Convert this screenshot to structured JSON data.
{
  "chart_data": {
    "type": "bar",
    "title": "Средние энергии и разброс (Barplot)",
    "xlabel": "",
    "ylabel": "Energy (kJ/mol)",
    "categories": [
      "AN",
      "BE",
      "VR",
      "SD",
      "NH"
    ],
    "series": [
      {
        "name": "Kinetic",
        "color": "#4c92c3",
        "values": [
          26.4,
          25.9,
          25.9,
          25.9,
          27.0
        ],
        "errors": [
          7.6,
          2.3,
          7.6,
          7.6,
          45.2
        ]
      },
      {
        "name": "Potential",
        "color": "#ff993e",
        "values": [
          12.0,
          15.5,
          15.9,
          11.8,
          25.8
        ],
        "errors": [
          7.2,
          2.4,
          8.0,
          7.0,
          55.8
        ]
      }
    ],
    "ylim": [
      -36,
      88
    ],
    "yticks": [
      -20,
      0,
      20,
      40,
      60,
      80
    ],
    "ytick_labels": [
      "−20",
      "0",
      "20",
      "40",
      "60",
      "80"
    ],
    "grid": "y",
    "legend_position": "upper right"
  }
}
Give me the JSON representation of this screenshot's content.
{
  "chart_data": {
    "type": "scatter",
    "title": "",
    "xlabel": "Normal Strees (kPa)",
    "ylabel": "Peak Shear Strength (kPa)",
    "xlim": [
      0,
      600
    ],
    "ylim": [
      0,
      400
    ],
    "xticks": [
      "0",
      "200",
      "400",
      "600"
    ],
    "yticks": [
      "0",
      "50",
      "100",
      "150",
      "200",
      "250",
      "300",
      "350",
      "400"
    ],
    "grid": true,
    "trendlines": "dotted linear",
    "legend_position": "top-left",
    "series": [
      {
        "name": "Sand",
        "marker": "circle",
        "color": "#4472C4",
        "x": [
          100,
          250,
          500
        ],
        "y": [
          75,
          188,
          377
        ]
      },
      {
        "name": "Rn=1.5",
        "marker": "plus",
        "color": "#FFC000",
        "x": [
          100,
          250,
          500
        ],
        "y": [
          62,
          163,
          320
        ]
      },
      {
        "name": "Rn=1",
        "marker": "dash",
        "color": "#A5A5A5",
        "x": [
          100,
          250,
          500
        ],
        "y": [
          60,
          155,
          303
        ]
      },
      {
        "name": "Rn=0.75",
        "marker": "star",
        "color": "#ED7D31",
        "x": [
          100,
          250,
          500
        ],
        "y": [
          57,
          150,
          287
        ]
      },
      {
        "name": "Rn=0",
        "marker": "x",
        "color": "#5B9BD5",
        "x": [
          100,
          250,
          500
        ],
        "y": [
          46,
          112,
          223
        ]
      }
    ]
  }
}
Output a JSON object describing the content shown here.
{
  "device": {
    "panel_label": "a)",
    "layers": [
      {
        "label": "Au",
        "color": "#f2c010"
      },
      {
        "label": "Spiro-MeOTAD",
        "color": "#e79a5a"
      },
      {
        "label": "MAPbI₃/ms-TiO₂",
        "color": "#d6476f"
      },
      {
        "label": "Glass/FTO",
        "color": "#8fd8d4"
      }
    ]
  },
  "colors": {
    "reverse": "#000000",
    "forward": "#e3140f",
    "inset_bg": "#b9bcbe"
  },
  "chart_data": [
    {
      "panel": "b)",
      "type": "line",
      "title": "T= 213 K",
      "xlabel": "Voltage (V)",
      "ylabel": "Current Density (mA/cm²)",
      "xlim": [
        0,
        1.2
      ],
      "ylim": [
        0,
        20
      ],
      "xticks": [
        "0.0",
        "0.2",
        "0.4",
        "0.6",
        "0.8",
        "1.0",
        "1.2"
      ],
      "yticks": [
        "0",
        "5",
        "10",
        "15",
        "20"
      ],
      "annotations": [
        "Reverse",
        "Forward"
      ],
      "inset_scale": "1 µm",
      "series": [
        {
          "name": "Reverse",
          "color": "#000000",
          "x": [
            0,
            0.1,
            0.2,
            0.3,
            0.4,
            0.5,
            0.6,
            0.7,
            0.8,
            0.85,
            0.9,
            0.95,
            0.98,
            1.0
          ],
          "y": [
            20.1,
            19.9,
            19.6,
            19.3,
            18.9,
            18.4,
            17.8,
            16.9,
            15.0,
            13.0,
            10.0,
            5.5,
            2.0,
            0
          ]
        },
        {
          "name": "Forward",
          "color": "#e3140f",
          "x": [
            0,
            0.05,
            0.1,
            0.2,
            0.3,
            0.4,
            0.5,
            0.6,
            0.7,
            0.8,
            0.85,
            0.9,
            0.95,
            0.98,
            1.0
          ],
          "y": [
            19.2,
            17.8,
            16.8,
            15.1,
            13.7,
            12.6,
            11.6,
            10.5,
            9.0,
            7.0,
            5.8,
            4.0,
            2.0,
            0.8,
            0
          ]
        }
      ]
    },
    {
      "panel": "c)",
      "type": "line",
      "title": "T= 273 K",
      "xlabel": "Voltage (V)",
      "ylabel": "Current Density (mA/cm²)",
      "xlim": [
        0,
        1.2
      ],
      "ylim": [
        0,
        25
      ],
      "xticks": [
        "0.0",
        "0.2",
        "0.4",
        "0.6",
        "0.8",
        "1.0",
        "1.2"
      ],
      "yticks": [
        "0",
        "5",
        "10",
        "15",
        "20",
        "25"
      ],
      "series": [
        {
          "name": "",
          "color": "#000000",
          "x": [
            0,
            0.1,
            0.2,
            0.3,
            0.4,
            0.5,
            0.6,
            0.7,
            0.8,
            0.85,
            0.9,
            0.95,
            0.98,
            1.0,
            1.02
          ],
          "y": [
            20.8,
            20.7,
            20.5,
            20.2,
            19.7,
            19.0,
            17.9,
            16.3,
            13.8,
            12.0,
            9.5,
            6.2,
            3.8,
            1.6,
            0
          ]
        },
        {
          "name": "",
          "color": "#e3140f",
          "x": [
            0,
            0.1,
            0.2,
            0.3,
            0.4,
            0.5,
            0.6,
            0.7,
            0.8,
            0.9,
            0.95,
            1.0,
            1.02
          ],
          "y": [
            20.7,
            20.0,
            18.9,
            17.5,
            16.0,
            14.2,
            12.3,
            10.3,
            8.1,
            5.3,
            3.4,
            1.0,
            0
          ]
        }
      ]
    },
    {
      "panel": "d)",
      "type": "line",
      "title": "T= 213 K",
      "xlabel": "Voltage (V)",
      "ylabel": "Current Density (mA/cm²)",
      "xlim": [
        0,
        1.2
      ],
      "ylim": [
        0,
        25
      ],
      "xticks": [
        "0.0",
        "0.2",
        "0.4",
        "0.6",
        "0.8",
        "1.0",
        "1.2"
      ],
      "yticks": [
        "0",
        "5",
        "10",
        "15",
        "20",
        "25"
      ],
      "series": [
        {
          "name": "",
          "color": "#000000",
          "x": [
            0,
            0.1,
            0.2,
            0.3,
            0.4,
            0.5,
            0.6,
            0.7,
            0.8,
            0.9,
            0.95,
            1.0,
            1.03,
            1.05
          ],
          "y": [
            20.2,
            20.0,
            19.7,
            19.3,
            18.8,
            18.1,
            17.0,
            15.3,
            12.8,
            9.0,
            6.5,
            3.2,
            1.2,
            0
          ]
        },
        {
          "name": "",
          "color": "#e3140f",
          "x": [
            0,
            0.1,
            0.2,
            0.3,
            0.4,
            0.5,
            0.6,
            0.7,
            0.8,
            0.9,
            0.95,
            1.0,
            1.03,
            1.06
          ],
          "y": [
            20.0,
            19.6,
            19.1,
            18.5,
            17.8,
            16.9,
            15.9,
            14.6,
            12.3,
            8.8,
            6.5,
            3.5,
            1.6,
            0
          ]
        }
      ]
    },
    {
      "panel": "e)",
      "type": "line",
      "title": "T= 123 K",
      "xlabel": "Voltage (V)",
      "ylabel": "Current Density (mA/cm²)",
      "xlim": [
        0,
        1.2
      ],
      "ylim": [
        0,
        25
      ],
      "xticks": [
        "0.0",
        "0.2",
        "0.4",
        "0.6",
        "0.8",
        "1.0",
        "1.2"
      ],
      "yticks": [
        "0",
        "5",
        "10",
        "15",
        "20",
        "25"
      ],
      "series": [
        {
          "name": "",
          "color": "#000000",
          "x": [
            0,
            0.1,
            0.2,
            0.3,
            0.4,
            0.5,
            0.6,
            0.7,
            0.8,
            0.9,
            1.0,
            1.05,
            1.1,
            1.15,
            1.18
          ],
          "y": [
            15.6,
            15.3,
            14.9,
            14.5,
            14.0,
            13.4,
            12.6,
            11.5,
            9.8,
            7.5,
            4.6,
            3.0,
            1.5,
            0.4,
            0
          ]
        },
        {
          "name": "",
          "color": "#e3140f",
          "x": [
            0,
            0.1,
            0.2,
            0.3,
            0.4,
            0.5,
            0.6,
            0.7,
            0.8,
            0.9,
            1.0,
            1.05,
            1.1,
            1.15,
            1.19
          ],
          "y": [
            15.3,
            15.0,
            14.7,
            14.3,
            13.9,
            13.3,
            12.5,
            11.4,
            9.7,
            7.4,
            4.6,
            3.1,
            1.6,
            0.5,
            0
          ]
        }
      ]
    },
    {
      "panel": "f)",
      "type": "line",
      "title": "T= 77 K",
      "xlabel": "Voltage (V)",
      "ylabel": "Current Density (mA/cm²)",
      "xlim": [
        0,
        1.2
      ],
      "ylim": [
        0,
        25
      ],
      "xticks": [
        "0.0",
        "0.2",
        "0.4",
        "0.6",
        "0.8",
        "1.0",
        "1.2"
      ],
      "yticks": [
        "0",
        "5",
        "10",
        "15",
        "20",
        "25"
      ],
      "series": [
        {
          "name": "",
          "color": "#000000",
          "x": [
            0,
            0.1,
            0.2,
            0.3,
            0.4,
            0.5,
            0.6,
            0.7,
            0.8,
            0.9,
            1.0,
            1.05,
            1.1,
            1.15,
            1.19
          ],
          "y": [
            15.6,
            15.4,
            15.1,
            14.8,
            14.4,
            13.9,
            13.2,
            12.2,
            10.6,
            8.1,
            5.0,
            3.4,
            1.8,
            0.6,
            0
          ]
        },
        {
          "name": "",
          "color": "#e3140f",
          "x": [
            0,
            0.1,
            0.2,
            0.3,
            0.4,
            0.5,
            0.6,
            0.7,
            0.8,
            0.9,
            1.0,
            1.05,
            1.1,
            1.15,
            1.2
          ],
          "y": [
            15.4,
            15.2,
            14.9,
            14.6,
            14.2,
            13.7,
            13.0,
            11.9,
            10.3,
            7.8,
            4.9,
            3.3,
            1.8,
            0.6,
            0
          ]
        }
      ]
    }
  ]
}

------------------------------------------------------------------------

In the entries above, find lines with "this" and copy each.

Convert this screenshot to structured JSON data.
Give me the JSON representation of this screenshot's content.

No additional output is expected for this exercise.